Exercise task >>
Below are the records; copy each line in them that holds the word "Delete".

Data for the task >>
┄┄┄┄┄┄┄┄┄┄

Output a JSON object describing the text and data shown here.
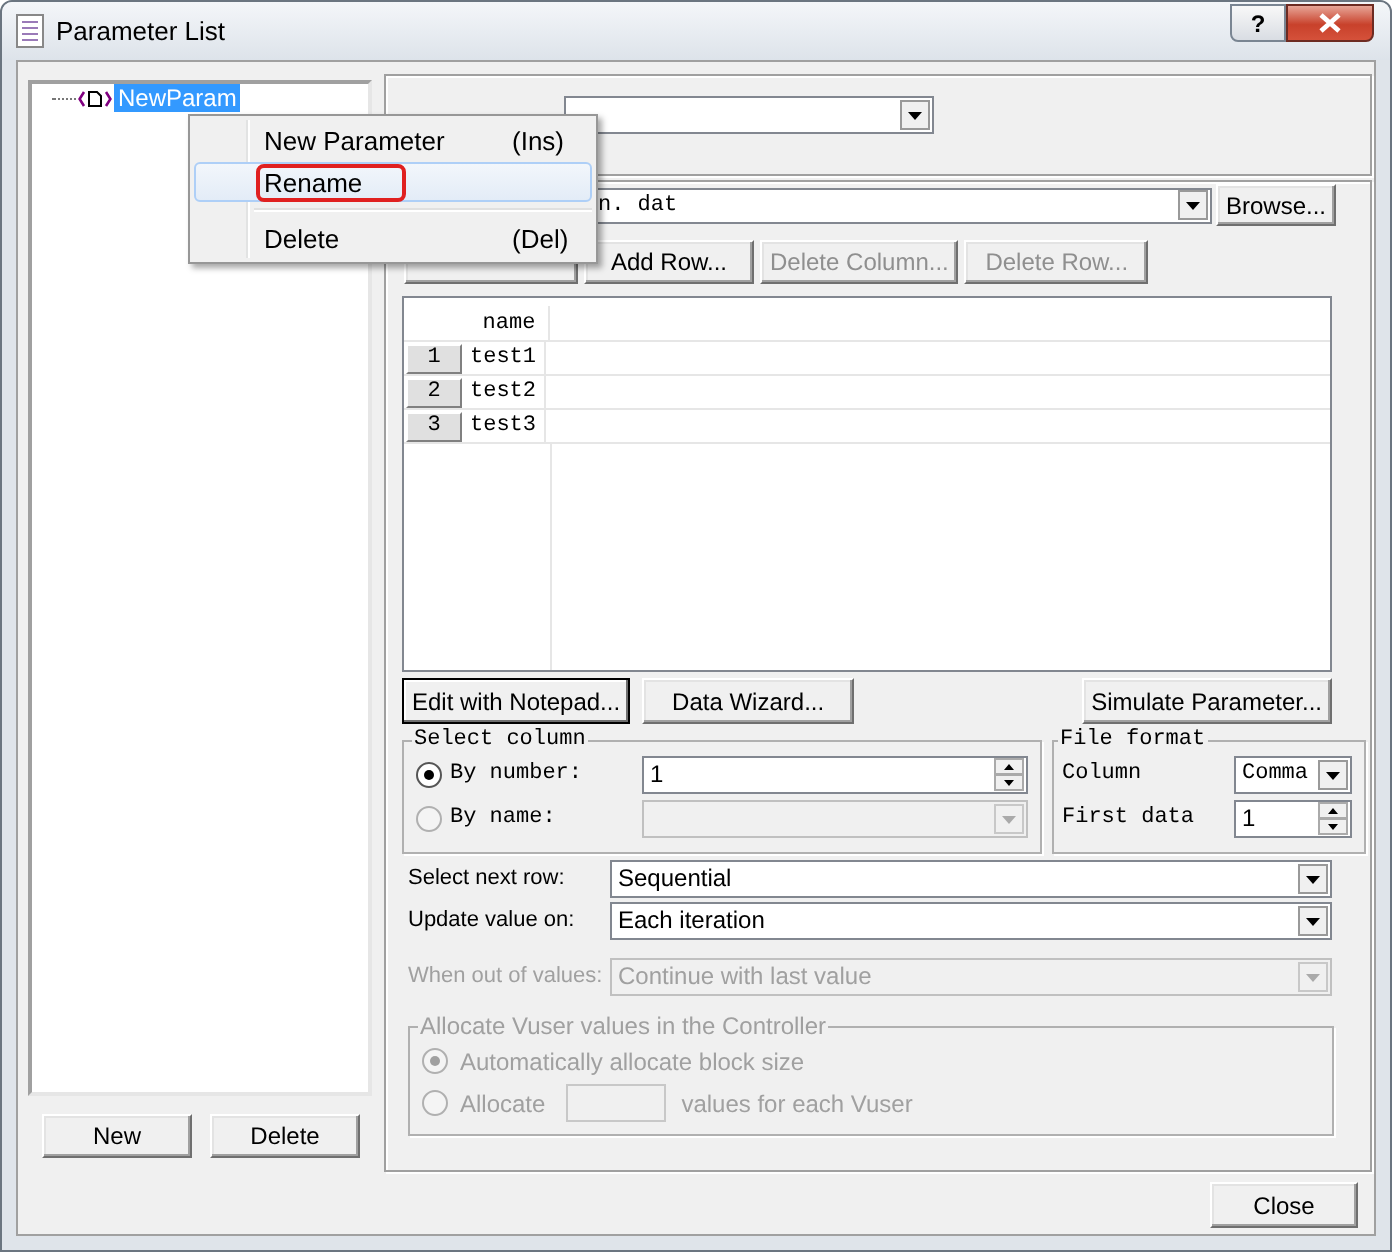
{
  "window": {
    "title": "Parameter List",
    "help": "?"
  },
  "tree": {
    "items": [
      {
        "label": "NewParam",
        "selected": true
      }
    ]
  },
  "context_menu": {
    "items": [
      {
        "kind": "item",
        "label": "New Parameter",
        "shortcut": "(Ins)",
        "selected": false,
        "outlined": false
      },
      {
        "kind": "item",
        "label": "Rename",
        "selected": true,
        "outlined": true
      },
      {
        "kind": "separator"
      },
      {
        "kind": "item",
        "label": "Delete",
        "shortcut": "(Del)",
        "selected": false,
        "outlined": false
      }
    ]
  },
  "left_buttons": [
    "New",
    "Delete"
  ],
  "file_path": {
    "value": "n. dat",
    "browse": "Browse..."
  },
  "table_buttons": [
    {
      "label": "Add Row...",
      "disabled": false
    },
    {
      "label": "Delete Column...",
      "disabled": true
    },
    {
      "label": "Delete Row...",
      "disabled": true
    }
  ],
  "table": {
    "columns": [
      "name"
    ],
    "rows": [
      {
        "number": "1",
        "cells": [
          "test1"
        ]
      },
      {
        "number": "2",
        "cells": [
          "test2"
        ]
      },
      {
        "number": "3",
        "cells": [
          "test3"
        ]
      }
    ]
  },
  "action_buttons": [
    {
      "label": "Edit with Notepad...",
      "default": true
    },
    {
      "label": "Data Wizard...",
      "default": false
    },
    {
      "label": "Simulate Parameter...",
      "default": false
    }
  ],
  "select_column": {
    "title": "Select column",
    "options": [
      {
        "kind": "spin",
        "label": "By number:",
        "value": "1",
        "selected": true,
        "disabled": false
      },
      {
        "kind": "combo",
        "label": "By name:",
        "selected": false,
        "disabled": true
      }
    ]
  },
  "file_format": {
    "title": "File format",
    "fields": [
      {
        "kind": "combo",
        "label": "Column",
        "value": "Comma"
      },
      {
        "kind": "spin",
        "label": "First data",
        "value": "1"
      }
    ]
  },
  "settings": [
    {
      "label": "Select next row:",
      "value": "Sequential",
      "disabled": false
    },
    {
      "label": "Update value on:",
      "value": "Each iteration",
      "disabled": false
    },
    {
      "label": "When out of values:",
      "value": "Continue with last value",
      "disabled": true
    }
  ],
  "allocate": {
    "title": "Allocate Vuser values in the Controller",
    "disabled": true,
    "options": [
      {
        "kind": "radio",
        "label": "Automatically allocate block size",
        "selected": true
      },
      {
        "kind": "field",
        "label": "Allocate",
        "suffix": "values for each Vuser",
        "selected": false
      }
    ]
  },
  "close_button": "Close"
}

┄┄┄┄┄┄┄┄┄┄

Written reply >>
        "label": "Delete",
    "Delete"
      "label": "Delete Column...",
      "label": "Delete Row...",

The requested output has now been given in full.